Stored items
[START]
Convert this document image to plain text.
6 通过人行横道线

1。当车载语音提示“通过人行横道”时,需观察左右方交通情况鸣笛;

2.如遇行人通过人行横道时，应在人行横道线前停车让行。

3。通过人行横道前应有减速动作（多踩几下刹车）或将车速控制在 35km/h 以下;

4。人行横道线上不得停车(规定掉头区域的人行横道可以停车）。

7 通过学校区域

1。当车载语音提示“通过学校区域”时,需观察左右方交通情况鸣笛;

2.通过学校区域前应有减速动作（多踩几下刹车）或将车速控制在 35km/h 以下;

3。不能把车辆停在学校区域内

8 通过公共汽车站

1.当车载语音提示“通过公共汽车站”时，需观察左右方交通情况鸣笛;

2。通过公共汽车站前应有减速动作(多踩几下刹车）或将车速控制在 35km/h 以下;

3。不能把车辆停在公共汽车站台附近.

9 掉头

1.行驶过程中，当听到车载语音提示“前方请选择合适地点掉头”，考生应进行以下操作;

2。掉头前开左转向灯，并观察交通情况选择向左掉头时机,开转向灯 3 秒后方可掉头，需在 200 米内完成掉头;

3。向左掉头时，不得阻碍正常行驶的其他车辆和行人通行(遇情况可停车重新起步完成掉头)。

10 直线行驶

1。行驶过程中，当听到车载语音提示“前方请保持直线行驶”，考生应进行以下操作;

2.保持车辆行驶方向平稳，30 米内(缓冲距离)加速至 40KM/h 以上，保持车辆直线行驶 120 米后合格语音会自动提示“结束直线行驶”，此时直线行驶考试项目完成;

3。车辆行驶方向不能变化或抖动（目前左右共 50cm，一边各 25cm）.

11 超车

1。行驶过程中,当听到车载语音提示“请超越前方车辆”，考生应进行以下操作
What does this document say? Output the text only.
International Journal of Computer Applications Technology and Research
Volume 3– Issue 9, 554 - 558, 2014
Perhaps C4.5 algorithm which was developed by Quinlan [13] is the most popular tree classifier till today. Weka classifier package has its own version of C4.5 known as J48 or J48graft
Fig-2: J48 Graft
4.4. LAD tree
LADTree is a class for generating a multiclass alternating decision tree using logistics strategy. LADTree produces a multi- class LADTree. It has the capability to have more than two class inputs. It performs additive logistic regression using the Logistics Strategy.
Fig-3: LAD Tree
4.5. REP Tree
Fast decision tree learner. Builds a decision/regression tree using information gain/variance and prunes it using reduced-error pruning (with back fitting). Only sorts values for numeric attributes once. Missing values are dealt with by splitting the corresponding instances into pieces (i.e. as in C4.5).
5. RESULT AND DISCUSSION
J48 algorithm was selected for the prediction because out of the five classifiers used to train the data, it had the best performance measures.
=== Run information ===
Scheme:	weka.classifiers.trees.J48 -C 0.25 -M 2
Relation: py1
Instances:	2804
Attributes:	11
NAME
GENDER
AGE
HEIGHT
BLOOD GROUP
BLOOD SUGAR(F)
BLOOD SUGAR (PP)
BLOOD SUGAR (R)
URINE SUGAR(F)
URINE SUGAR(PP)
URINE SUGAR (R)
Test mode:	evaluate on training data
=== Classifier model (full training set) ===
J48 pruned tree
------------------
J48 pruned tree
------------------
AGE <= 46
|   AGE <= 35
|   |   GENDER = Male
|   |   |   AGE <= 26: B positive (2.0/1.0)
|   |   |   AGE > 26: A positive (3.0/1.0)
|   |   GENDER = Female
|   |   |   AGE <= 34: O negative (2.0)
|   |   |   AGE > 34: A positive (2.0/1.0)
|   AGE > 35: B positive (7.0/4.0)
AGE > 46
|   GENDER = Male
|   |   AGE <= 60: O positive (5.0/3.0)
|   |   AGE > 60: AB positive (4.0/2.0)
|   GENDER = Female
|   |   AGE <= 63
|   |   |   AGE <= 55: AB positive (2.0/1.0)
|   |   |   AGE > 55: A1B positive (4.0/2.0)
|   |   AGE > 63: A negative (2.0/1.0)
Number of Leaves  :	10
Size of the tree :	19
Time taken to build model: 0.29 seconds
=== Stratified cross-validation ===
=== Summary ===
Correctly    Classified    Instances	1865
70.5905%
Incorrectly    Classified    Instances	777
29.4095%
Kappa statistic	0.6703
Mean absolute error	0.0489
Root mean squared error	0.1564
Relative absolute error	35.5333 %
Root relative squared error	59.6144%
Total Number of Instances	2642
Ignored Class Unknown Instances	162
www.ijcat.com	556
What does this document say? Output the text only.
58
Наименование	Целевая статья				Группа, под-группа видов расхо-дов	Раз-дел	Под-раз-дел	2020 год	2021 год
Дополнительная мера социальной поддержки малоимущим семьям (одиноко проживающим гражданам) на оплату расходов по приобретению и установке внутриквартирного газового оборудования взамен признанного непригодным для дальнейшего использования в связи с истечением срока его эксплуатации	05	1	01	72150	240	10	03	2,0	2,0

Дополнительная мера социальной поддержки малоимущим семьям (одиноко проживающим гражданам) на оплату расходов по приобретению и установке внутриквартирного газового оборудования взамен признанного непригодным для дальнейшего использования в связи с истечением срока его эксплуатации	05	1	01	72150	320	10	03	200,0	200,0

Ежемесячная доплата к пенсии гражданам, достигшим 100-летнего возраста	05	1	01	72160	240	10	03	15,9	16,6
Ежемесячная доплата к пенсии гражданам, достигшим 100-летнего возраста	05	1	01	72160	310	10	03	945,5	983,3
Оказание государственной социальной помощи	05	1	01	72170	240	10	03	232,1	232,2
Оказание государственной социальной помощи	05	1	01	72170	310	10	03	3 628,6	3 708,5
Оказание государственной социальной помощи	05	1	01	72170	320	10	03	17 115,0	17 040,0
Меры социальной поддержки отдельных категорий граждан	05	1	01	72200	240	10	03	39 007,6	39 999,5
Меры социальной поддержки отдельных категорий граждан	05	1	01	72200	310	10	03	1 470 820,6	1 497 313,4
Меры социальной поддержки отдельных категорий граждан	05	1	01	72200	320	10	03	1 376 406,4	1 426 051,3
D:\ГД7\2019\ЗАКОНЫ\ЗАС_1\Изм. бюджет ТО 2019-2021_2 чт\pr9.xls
[END]
- **Task details**
List each line holding the string "error".

- **Output below**
Fast decision tree learner. Builds a decision/regression tree using information gain/variance and prunes it using reduced-error pruning (with back fitting). Only sorts values for numeric attributes once. Missing values are dealt with by splitting the corresponding instances into pieces (i.e. as in C4.5).
Mean absolute error	0.0489
Root mean squared error	0.1564
Relative absolute error	35.5333 %
Root relative squared error	59.6144%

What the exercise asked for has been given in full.